### INFORMATION SUPPLIED
START
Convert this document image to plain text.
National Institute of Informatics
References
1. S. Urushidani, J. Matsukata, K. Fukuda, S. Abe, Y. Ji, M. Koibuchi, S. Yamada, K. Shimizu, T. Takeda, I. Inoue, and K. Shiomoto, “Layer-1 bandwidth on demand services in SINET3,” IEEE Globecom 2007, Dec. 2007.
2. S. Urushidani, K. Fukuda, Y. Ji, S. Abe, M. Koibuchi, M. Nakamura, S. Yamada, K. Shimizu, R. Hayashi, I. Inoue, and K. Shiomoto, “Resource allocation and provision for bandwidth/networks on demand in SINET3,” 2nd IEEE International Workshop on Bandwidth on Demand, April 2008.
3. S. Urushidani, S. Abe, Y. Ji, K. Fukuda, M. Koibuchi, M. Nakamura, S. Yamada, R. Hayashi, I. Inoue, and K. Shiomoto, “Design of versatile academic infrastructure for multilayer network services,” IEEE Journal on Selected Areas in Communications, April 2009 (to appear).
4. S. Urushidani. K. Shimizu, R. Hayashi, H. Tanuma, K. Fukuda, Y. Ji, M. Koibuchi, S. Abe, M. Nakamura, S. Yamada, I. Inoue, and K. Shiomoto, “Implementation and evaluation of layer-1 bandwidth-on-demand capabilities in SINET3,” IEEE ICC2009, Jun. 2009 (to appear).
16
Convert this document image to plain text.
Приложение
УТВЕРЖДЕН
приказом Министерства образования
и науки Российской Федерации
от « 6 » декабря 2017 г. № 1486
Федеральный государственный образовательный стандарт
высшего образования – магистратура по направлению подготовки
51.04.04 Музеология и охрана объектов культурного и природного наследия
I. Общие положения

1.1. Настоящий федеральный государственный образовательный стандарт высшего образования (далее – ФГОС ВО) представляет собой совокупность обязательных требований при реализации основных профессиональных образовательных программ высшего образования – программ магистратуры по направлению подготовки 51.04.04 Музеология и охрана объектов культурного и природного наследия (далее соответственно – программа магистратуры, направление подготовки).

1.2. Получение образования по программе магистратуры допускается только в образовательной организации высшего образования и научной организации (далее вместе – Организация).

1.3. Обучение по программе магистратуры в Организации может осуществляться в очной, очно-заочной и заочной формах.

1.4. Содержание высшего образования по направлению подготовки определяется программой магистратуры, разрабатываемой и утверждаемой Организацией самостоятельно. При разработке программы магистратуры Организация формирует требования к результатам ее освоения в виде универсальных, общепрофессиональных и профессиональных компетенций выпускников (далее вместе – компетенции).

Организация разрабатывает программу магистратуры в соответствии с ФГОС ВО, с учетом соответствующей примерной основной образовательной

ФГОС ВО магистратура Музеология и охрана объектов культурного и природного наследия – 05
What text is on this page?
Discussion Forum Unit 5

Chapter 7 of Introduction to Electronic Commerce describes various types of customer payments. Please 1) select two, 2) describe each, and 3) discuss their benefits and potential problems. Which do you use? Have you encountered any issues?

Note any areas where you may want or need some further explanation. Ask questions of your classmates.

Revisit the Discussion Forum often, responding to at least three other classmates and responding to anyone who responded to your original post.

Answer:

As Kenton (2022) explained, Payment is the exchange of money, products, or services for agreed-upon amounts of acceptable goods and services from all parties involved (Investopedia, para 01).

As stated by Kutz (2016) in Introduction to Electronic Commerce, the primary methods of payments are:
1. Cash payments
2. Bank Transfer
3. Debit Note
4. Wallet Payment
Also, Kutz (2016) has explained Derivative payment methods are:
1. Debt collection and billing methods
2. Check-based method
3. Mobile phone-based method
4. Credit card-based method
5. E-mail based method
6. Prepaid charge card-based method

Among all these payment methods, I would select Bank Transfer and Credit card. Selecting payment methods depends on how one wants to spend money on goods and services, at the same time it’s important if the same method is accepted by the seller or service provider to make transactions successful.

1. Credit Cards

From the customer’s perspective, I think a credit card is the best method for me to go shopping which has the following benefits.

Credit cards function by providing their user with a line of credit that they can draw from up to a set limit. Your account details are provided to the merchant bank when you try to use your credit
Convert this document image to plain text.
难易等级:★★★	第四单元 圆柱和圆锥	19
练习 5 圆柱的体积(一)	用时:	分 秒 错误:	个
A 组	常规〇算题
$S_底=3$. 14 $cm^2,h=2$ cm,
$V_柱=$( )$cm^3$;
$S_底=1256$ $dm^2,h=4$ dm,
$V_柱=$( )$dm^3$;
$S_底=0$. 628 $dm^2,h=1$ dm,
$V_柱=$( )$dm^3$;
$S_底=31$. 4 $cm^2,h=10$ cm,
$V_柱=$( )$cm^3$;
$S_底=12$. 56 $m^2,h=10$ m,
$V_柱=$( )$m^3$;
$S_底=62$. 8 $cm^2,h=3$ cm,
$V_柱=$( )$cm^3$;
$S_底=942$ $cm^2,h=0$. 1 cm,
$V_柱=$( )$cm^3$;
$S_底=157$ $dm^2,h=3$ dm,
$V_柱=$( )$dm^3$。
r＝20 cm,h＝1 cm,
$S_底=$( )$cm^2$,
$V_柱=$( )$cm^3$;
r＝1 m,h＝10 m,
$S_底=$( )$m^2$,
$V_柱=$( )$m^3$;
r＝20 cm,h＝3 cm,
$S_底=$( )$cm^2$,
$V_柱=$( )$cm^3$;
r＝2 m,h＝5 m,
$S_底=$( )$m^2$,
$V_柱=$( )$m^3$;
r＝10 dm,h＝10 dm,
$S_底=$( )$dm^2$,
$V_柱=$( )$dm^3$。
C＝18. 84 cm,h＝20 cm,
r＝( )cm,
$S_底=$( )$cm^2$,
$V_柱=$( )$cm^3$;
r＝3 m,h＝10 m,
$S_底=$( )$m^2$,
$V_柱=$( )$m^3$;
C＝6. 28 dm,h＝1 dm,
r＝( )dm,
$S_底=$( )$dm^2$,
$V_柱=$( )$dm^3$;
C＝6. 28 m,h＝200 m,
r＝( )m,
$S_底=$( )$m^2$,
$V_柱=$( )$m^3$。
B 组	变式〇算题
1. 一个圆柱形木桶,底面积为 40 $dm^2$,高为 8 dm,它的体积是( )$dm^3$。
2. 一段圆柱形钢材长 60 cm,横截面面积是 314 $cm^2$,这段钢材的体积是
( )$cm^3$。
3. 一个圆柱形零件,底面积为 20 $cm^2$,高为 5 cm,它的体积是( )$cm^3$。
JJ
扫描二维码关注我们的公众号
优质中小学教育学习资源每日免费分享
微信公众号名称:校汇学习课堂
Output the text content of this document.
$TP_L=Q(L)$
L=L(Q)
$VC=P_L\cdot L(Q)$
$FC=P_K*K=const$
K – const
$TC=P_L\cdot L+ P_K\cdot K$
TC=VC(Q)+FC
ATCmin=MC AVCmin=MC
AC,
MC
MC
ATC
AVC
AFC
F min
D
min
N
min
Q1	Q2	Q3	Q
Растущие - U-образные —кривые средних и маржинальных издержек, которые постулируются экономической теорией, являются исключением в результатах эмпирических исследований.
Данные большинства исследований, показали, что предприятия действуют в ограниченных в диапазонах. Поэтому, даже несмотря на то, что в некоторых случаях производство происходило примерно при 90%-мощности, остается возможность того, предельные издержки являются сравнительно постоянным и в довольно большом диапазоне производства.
END
Quote the data in full, keeping each word unchanged.

Convert this document image to plain text.
National Institute of Informatics
References
1. S. Urushidani, J. Matsukata, K. Fukuda, S. Abe, Y. Ji, M. Koibuchi, S. Yamada, K. Shimizu, T. Takeda, I. Inoue, and K. Shiomoto, “Layer-1 bandwidth on demand services in SINET3,” IEEE Globecom 2007, Dec. 2007.
2. S. Urushidani, K. Fukuda, Y. Ji, S. Abe, M. Koibuchi, M. Nakamura, S. Yamada, K. Shimizu, R. Hayashi, I. Inoue, and K. Shiomoto, “Resource allocation and provision for bandwidth/networks on demand in SINET3,” 2nd IEEE International Workshop on Bandwidth on Demand, April 2008.
3. S. Urushidani, S. Abe, Y. Ji, K. Fukuda, M. Koibuchi, M. Nakamura, S. Yamada, R. Hayashi, I. Inoue, and K. Shiomoto, “Design of versatile academic infrastructure for multilayer network services,” IEEE Journal on Selected Areas in Communications, April 2009 (to appear).
4. S. Urushidani. K. Shimizu, R. Hayashi, H. Tanuma, K. Fukuda, Y. Ji, M. Koibuchi, S. Abe, M. Nakamura, S. Yamada, I. Inoue, and K. Shiomoto, “Implementation and evaluation of layer-1 bandwidth-on-demand capabilities in SINET3,” IEEE ICC2009, Jun. 2009 (to appear).
16
Convert this document image to plain text.
Приложение
УТВЕРЖДЕН
приказом Министерства образования
и науки Российской Федерации
от « 6 » декабря 2017 г. № 1486
Федеральный государственный образовательный стандарт
высшего образования – магистратура по направлению подготовки
51.04.04 Музеология и охрана объектов культурного и природного наследия
I. Общие положения

1.1. Настоящий федеральный государственный образовательный стандарт высшего образования (далее – ФГОС ВО) представляет собой совокупность обязательных требований при реализации основных профессиональных образовательных программ высшего образования – программ магистратуры по направлению подготовки 51.04.04 Музеология и охрана объектов культурного и природного наследия (далее соответственно – программа магистратуры, направление подготовки).

1.2. Получение образования по программе магистратуры допускается только в образовательной организации высшего образования и научной организации (далее вместе – Организация).

1.3. Обучение по программе магистратуры в Организации может осуществляться в очной, очно-заочной и заочной формах.

1.4. Содержание высшего образования по направлению подготовки определяется программой магистратуры, разрабатываемой и утверждаемой Организацией самостоятельно. При разработке программы магистратуры Организация формирует требования к результатам ее освоения в виде универсальных, общепрофессиональных и профессиональных компетенций выпускников (далее вместе – компетенции).

Организация разрабатывает программу магистратуры в соответствии с ФГОС ВО, с учетом соответствующей примерной основной образовательной

ФГОС ВО магистратура Музеология и охрана объектов культурного и природного наследия – 05
What text is on this page?
Discussion Forum Unit 5

Chapter 7 of Introduction to Electronic Commerce describes various types of customer payments. Please 1) select two, 2) describe each, and 3) discuss their benefits and potential problems. Which do you use? Have you encountered any issues?

Note any areas where you may want or need some further explanation. Ask questions of your classmates.

Revisit the Discussion Forum often, responding to at least three other classmates and responding to anyone who responded to your original post.

Answer:

As Kenton (2022) explained, Payment is the exchange of money, products, or services for agreed-upon amounts of acceptable goods and services from all parties involved (Investopedia, para 01).

As stated by Kutz (2016) in Introduction to Electronic Commerce, the primary methods of payments are:
1. Cash payments
2. Bank Transfer
3. Debit Note
4. Wallet Payment
Also, Kutz (2016) has explained Derivative payment methods are:
1. Debt collection and billing methods
2. Check-based method
3. Mobile phone-based method
4. Credit card-based method
5. E-mail based method
6. Prepaid charge card-based method

Among all these payment methods, I would select Bank Transfer and Credit card. Selecting payment methods depends on how one wants to spend money on goods and services, at the same time it’s important if the same method is accepted by the seller or service provider to make transactions successful.

1. Credit Cards

From the customer’s perspective, I think a credit card is the best method for me to go shopping which has the following benefits.

Credit cards function by providing their user with a line of credit that they can draw from up to a set limit. Your account details are provided to the merchant bank when you try to use your credit
Convert this document image to plain text.
难易等级:★★★	第四单元 圆柱和圆锥	19
练习 5 圆柱的体积(一)	用时:	分 秒 错误:	个
A 组	常规〇算题
$S_底=3$. 14 $cm^2,h=2$ cm,
$V_柱=$( )$cm^3$;
$S_底=1256$ $dm^2,h=4$ dm,
$V_柱=$( )$dm^3$;
$S_底=0$. 628 $dm^2,h=1$ dm,
$V_柱=$( )$dm^3$;
$S_底=31$. 4 $cm^2,h=10$ cm,
$V_柱=$( )$cm^3$;
$S_底=12$. 56 $m^2,h=10$ m,
$V_柱=$( )$m^3$;
$S_底=62$. 8 $cm^2,h=3$ cm,
$V_柱=$( )$cm^3$;
$S_底=942$ $cm^2,h=0$. 1 cm,
$V_柱=$( )$cm^3$;
$S_底=157$ $dm^2,h=3$ dm,
$V_柱=$( )$dm^3$。
r＝20 cm,h＝1 cm,
$S_底=$( )$cm^2$,
$V_柱=$( )$cm^3$;
r＝1 m,h＝10 m,
$S_底=$( )$m^2$,
$V_柱=$( )$m^3$;
r＝20 cm,h＝3 cm,
$S_底=$( )$cm^2$,
$V_柱=$( )$cm^3$;
r＝2 m,h＝5 m,
$S_底=$( )$m^2$,
$V_柱=$( )$m^3$;
r＝10 dm,h＝10 dm,
$S_底=$( )$dm^2$,
$V_柱=$( )$dm^3$。
C＝18. 84 cm,h＝20 cm,
r＝( )cm,
$S_底=$( )$cm^2$,
$V_柱=$( )$cm^3$;
r＝3 m,h＝10 m,
$S_底=$( )$m^2$,
$V_柱=$( )$m^3$;
C＝6. 28 dm,h＝1 dm,
r＝( )dm,
$S_底=$( )$dm^2$,
$V_柱=$( )$dm^3$;
C＝6. 28 m,h＝200 m,
r＝( )m,
$S_底=$( )$m^2$,
$V_柱=$( )$m^3$。
B 组	变式〇算题
1. 一个圆柱形木桶,底面积为 40 $dm^2$,高为 8 dm,它的体积是( )$dm^3$。
2. 一段圆柱形钢材长 60 cm,横截面面积是 314 $cm^2$,这段钢材的体积是
( )$cm^3$。
3. 一个圆柱形零件,底面积为 20 $cm^2$,高为 5 cm,它的体积是( )$cm^3$。
JJ
扫描二维码关注我们的公众号
优质中小学教育学习资源每日免费分享
微信公众号名称:校汇学习课堂
Output the text content of this document.
$TP_L=Q(L)$
L=L(Q)
$VC=P_L\cdot L(Q)$
$FC=P_K*K=const$
K – const
$TC=P_L\cdot L+ P_K\cdot K$
TC=VC(Q)+FC
ATCmin=MC AVCmin=MC
AC,
MC
MC
ATC
AVC
AFC
F min
D
min
N
min
Q1	Q2	Q3	Q
Растущие - U-образные —кривые средних и маржинальных издержек, которые постулируются экономической теорией, являются исключением в результатах эмпирических исследований.
Данные большинства исследований, показали, что предприятия действуют в ограниченных в диапазонах. Поэтому, даже несмотря на то, что в некоторых случаях производство происходило примерно при 90%-мощности, остается возможность того, предельные издержки являются сравнительно постоянным и в довольно большом диапазоне производства.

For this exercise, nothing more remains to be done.